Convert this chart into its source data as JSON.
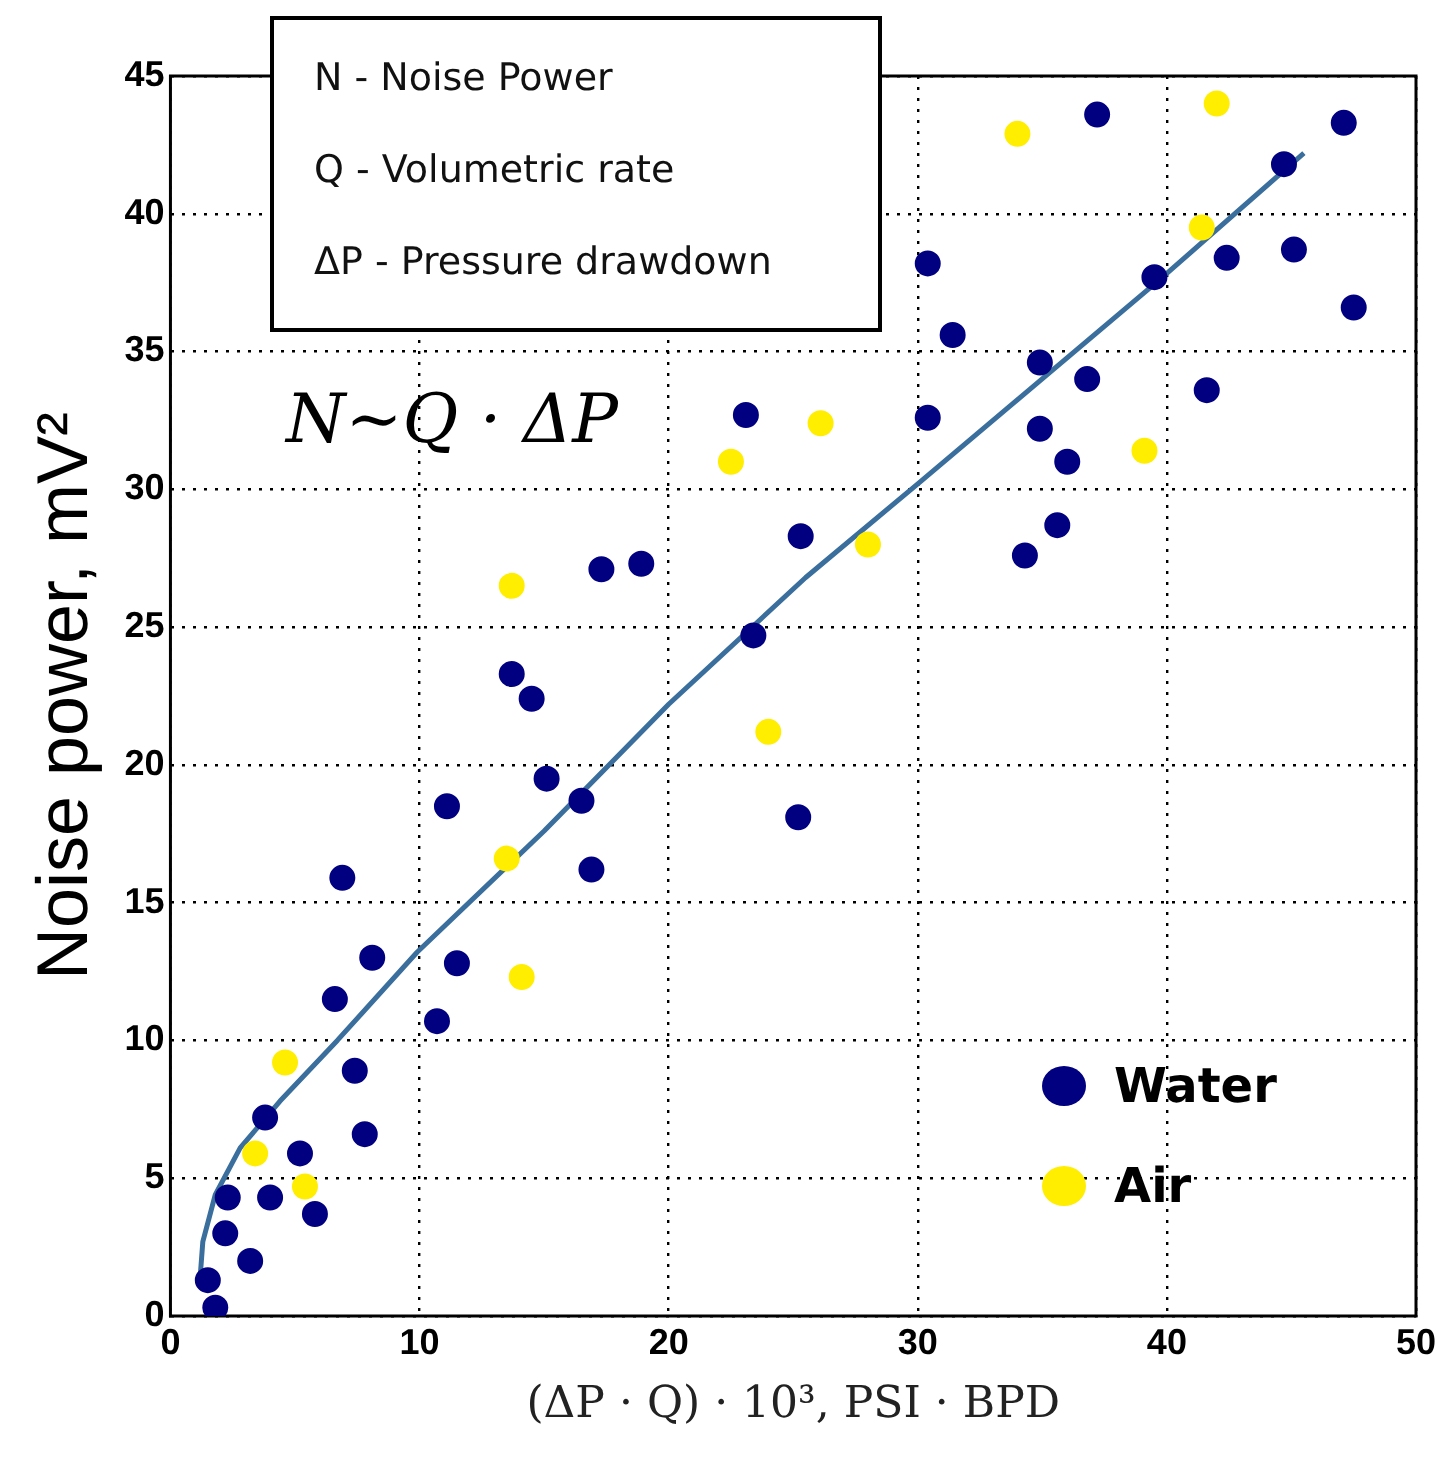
{
  "chart_data": {
    "type": "scatter",
    "xlabel": "(ΔP · Q) · 10³, PSI · BPD",
    "ylabel": "Noise power, mV²",
    "xlim": [
      0,
      50
    ],
    "xticks": [
      0,
      10,
      20,
      30,
      40,
      50
    ],
    "ylim": [
      0,
      45
    ],
    "yticks": [
      0,
      5,
      10,
      15,
      20,
      25,
      30,
      35,
      40,
      45
    ],
    "grid": true,
    "legend": "bottom right",
    "marker": "circle",
    "annotations": [
      "N - Noise Power",
      "Q - Volumetric rate",
      "ΔP - Pressure drawdown",
      "N∼Q · ΔP"
    ],
    "series": [
      {
        "name": "Water",
        "color": "#000080",
        "x": [
          1.5,
          1.8,
          2.2,
          2.3,
          3.2,
          3.8,
          4.0,
          5.2,
          5.8,
          6.6,
          6.9,
          7.4,
          7.8,
          8.1,
          10.7,
          11.1,
          11.5,
          13.7,
          14.5,
          15.1,
          16.5,
          16.9,
          25.2,
          23.1,
          17.3,
          18.9,
          23.4,
          25.3,
          37.2,
          47.1,
          44.7,
          30.4,
          39.5,
          42.4,
          45.1,
          47.5,
          31.4,
          34.9,
          36.8,
          41.6,
          30.4,
          34.9,
          36.0,
          35.6,
          34.3
        ],
        "values": [
          1.3,
          0.3,
          3.0,
          4.3,
          2.0,
          7.2,
          4.3,
          5.9,
          3.7,
          11.5,
          15.9,
          8.9,
          6.6,
          13.0,
          10.7,
          18.5,
          12.8,
          23.3,
          22.4,
          19.5,
          18.7,
          16.2,
          18.1,
          32.7,
          27.1,
          27.3,
          24.7,
          28.3,
          43.6,
          43.3,
          41.8,
          38.2,
          37.7,
          38.4,
          38.7,
          36.6,
          35.6,
          34.6,
          34.0,
          33.6,
          32.6,
          32.2,
          31.0,
          28.7,
          27.6
        ]
      },
      {
        "name": "Air",
        "color": "#ffee00",
        "x": [
          4.6,
          3.4,
          5.4,
          13.5,
          14.1,
          24.0,
          22.5,
          13.7,
          34.0,
          42.0,
          41.4,
          39.1,
          26.1,
          28.0
        ],
        "values": [
          9.2,
          5.9,
          4.7,
          16.6,
          12.3,
          21.2,
          31.0,
          26.5,
          42.9,
          44.0,
          39.5,
          31.4,
          32.4,
          28.0
        ]
      },
      {
        "type": "line",
        "color": "#3a6e9c",
        "marker": "none",
        "x": [
          1.2,
          1.3,
          1.8,
          2.8,
          4.4,
          6.7,
          9.9,
          15.0,
          20.0,
          25.5,
          30.0,
          39.7,
          45.5
        ],
        "values": [
          1.5,
          2.7,
          4.4,
          6.1,
          7.8,
          10.0,
          13.2,
          17.6,
          22.2,
          26.8,
          30.2,
          37.6,
          42.2
        ]
      }
    ]
  }
}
=-=-=
- What to do:
Quote each record exactly as it stands, minus the pictures.

- Reply to the task:
Convert this chart into its source data as JSON.
{
  "chart_data": {
    "type": "scatter",
    "xlabel": "(ΔP · Q) · 10³, PSI · BPD",
    "ylabel": "Noise power, mV²",
    "xlim": [
      0,
      50
    ],
    "xticks": [
      0,
      10,
      20,
      30,
      40,
      50
    ],
    "ylim": [
      0,
      45
    ],
    "yticks": [
      0,
      5,
      10,
      15,
      20,
      25,
      30,
      35,
      40,
      45
    ],
    "grid": true,
    "legend": "bottom right",
    "marker": "circle",
    "annotations": [
      "N - Noise Power",
      "Q - Volumetric rate",
      "ΔP - Pressure drawdown",
      "N∼Q · ΔP"
    ],
    "series": [
      {
        "name": "Water",
        "color": "#000080",
        "x": [
          1.5,
          1.8,
          2.2,
          2.3,
          3.2,
          3.8,
          4.0,
          5.2,
          5.8,
          6.6,
          6.9,
          7.4,
          7.8,
          8.1,
          10.7,
          11.1,
          11.5,
          13.7,
          14.5,
          15.1,
          16.5,
          16.9,
          25.2,
          23.1,
          17.3,
          18.9,
          23.4,
          25.3,
          37.2,
          47.1,
          44.7,
          30.4,
          39.5,
          42.4,
          45.1,
          47.5,
          31.4,
          34.9,
          36.8,
          41.6,
          30.4,
          34.9,
          36.0,
          35.6,
          34.3
        ],
        "values": [
          1.3,
          0.3,
          3.0,
          4.3,
          2.0,
          7.2,
          4.3,
          5.9,
          3.7,
          11.5,
          15.9,
          8.9,
          6.6,
          13.0,
          10.7,
          18.5,
          12.8,
          23.3,
          22.4,
          19.5,
          18.7,
          16.2,
          18.1,
          32.7,
          27.1,
          27.3,
          24.7,
          28.3,
          43.6,
          43.3,
          41.8,
          38.2,
          37.7,
          38.4,
          38.7,
          36.6,
          35.6,
          34.6,
          34.0,
          33.6,
          32.6,
          32.2,
          31.0,
          28.7,
          27.6
        ]
      },
      {
        "name": "Air",
        "color": "#ffee00",
        "x": [
          4.6,
          3.4,
          5.4,
          13.5,
          14.1,
          24.0,
          22.5,
          13.7,
          34.0,
          42.0,
          41.4,
          39.1,
          26.1,
          28.0
        ],
        "values": [
          9.2,
          5.9,
          4.7,
          16.6,
          12.3,
          21.2,
          31.0,
          26.5,
          42.9,
          44.0,
          39.5,
          31.4,
          32.4,
          28.0
        ]
      },
      {
        "type": "line",
        "color": "#3a6e9c",
        "marker": "none",
        "x": [
          1.2,
          1.3,
          1.8,
          2.8,
          4.4,
          6.7,
          9.9,
          15.0,
          20.0,
          25.5,
          30.0,
          39.7,
          45.5
        ],
        "values": [
          1.5,
          2.7,
          4.4,
          6.1,
          7.8,
          10.0,
          13.2,
          17.6,
          22.2,
          26.8,
          30.2,
          37.6,
          42.2
        ]
      }
    ]
  }
}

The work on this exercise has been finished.